(Problem requirements) Copy every line in which the string "Running" occurs.

>> START Data listing

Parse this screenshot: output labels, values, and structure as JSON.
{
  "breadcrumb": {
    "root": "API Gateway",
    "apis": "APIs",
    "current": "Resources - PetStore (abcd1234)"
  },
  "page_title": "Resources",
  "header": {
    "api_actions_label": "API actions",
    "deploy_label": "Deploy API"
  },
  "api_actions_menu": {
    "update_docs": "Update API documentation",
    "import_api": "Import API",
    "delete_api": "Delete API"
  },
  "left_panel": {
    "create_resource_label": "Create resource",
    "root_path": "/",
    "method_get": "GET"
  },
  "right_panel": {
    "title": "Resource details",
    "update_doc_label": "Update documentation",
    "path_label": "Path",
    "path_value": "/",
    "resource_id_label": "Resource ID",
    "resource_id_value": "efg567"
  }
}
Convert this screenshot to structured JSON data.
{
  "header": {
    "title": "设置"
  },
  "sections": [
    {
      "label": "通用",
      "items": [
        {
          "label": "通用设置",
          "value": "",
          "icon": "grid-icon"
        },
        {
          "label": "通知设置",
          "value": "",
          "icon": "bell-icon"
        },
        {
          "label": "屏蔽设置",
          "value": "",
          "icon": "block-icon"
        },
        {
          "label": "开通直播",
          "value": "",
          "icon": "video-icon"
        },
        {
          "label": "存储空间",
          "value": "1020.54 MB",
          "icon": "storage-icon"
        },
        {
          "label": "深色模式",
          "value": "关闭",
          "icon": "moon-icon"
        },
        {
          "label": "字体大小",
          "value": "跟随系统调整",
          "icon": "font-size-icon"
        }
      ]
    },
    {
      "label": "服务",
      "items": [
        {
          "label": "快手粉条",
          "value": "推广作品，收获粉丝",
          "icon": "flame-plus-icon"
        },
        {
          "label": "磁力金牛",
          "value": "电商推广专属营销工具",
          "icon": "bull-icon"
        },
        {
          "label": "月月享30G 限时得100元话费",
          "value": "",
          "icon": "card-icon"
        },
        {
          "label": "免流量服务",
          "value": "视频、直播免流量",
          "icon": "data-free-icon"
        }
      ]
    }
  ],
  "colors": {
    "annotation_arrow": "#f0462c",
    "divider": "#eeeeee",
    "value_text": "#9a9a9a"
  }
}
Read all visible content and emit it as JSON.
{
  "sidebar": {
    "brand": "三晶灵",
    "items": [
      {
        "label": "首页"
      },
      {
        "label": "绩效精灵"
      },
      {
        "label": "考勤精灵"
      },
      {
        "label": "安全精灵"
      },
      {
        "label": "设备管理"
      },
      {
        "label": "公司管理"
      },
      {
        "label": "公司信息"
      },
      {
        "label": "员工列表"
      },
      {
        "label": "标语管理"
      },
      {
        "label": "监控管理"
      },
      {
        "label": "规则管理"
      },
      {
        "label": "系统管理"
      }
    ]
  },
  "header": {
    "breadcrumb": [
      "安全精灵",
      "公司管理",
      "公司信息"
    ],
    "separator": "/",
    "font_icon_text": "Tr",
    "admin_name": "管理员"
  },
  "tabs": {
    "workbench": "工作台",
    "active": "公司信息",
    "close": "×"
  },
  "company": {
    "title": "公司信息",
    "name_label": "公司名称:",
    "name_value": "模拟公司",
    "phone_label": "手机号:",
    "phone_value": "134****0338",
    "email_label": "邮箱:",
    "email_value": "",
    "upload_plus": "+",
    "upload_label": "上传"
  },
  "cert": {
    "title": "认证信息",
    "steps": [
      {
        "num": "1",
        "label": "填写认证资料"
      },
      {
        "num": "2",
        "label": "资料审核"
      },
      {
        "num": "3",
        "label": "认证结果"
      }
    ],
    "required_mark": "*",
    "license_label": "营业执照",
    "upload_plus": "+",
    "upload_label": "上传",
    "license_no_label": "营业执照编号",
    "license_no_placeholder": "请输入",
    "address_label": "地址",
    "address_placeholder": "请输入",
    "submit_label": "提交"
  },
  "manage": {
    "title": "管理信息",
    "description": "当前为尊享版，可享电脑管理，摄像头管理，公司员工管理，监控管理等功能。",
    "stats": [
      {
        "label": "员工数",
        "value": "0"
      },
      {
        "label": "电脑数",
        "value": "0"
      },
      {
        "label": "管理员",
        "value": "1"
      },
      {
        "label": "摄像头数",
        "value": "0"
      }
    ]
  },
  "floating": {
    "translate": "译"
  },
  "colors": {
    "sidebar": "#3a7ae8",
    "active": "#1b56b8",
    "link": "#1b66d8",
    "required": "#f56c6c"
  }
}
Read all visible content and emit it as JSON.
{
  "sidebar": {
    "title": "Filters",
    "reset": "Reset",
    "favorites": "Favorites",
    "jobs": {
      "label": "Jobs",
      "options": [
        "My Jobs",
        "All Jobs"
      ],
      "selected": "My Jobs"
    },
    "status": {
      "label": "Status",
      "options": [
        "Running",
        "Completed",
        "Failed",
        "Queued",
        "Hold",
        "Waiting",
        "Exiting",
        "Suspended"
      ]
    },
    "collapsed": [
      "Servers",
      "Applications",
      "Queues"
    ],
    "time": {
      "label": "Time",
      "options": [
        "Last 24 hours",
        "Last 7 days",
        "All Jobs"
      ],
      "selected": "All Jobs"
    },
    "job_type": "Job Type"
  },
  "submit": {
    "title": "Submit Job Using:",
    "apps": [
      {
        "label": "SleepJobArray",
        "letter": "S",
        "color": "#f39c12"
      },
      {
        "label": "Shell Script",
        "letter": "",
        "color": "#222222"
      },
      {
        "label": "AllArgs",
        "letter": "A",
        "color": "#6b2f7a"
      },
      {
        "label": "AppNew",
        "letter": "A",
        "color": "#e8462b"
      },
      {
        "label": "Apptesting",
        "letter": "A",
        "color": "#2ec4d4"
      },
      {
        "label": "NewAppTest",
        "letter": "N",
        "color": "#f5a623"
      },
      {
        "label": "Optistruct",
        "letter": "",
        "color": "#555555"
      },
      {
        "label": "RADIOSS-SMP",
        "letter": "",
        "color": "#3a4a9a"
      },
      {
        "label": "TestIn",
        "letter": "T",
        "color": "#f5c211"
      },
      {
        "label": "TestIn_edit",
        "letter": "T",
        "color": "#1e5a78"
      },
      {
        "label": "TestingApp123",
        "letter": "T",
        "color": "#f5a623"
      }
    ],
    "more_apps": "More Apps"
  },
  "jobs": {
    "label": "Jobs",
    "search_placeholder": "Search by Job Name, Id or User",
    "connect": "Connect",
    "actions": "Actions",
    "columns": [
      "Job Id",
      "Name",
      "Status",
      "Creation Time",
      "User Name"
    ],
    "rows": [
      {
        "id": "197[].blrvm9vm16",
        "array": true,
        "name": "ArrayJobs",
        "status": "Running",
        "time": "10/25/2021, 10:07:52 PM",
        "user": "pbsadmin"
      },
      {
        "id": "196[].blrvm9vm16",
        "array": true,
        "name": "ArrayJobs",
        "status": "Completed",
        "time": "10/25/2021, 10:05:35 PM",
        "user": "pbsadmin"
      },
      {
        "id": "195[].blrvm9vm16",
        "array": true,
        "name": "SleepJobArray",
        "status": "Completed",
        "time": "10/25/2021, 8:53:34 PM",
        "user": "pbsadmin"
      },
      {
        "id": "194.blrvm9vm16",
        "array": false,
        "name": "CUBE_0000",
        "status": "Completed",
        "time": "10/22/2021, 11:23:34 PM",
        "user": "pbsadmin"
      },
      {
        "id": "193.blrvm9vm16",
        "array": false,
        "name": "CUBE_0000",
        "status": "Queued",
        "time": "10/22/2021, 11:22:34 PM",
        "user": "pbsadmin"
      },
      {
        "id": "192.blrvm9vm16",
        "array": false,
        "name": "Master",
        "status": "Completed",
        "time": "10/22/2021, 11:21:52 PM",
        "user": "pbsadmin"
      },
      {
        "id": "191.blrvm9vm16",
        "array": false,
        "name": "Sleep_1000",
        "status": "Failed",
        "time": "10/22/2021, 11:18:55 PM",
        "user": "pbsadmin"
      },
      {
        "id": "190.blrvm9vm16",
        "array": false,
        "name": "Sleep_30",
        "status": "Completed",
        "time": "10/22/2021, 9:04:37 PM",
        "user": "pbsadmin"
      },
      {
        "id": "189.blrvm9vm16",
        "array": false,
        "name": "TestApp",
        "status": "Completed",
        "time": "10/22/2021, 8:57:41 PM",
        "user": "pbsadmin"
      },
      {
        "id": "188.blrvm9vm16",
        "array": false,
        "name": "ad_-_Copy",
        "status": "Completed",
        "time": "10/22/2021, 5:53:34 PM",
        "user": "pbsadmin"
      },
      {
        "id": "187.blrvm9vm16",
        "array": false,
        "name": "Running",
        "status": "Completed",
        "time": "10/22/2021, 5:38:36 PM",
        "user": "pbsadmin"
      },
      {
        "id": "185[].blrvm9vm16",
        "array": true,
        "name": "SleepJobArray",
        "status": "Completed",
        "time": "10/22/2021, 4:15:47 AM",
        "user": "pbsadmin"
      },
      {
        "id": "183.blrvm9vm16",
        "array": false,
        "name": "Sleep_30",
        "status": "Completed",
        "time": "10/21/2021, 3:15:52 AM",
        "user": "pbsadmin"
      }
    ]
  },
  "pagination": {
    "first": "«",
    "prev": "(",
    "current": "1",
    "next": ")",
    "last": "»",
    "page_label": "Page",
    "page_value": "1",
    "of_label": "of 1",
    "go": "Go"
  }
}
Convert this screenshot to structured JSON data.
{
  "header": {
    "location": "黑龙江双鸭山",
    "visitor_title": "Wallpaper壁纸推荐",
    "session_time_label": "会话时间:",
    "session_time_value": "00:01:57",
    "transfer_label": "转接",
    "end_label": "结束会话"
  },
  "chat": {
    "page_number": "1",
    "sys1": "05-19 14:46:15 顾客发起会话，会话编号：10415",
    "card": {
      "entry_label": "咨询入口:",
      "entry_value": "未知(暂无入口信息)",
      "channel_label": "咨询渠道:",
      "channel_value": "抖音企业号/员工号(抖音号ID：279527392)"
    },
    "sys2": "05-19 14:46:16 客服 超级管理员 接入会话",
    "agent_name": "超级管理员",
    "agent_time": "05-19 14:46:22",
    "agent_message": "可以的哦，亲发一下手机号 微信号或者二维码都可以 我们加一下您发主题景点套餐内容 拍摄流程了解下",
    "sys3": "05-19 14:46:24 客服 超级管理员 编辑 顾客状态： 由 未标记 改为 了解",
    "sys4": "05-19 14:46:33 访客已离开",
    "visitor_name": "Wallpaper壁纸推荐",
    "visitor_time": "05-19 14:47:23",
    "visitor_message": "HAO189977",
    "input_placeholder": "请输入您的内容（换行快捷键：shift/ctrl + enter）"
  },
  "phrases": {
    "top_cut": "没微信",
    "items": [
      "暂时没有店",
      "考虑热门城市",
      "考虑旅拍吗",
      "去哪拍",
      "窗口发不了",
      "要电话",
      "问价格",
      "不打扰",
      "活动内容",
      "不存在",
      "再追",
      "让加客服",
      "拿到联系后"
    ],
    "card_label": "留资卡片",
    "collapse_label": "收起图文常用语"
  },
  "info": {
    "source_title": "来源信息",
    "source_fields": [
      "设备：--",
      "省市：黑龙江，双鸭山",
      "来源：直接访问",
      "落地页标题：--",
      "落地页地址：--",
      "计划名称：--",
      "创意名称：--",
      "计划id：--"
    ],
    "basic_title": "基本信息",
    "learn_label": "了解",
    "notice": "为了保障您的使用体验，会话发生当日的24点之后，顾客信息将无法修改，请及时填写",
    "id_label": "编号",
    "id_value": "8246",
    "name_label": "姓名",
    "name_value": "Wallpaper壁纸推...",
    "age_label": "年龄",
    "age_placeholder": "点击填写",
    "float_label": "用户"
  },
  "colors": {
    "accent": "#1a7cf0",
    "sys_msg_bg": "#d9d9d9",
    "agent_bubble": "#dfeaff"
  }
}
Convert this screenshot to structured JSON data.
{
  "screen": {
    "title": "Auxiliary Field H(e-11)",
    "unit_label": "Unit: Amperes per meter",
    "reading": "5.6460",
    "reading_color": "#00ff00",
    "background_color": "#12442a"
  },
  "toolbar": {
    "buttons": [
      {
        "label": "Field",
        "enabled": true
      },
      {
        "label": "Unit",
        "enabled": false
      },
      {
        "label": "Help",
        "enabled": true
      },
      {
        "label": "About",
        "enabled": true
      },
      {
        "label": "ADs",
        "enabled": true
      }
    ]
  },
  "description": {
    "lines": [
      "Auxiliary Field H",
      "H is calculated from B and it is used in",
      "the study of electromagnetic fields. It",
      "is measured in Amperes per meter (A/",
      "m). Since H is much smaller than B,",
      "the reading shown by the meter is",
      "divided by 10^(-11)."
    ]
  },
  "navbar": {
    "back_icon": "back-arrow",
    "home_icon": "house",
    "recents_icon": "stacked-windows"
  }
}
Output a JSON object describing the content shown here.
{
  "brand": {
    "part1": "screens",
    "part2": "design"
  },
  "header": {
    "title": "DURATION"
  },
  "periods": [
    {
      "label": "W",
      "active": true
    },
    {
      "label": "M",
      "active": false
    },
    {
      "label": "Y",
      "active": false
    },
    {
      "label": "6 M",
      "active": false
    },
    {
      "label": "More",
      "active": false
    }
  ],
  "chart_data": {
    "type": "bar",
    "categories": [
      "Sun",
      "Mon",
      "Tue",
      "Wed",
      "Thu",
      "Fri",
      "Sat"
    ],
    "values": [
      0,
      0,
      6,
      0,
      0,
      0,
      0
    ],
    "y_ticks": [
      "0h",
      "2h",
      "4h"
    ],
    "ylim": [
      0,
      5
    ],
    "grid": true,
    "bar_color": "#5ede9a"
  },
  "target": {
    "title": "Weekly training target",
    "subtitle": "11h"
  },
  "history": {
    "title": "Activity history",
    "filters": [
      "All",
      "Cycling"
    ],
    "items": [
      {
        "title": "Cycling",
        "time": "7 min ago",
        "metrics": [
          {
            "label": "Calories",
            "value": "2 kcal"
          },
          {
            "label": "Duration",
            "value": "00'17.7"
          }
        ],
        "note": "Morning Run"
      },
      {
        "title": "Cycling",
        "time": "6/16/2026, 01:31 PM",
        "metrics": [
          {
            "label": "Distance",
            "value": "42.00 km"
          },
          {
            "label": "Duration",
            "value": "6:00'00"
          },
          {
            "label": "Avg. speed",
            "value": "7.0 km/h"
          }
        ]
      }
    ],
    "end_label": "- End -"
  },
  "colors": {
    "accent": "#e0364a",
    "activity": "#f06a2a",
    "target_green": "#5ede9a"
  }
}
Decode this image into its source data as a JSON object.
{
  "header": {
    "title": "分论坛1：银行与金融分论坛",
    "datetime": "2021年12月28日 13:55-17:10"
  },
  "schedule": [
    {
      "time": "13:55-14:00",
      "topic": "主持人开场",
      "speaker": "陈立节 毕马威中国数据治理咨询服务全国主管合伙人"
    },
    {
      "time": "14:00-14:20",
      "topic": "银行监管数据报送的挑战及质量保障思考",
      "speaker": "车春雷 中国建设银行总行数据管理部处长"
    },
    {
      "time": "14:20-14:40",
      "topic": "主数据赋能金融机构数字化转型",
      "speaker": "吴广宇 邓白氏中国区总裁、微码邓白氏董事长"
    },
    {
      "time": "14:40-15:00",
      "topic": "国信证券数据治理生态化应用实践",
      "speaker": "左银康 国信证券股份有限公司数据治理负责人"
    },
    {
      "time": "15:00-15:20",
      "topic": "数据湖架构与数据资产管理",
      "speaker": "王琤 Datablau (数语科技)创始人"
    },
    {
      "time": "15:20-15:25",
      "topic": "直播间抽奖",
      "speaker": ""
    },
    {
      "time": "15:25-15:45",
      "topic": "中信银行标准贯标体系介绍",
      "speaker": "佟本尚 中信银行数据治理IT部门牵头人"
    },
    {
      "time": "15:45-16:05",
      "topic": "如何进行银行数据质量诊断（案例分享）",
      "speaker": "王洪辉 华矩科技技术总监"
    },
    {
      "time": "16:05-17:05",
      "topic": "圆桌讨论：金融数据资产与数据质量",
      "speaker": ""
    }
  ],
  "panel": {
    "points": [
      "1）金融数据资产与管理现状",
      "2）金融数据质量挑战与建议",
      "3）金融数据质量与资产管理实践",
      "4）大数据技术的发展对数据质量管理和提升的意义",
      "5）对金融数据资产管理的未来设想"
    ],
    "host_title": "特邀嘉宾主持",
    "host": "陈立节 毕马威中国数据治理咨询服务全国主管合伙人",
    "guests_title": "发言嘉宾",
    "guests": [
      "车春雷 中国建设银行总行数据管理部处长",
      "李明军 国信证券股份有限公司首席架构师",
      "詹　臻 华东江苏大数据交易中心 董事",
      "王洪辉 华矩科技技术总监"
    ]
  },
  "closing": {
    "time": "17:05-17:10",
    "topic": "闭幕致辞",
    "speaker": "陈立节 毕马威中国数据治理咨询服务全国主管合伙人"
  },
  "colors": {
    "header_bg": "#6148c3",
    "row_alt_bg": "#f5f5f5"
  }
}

>> END Data listing

(Solution to this problem)
        "Running",
        "status": "Running",
        "name": "Running",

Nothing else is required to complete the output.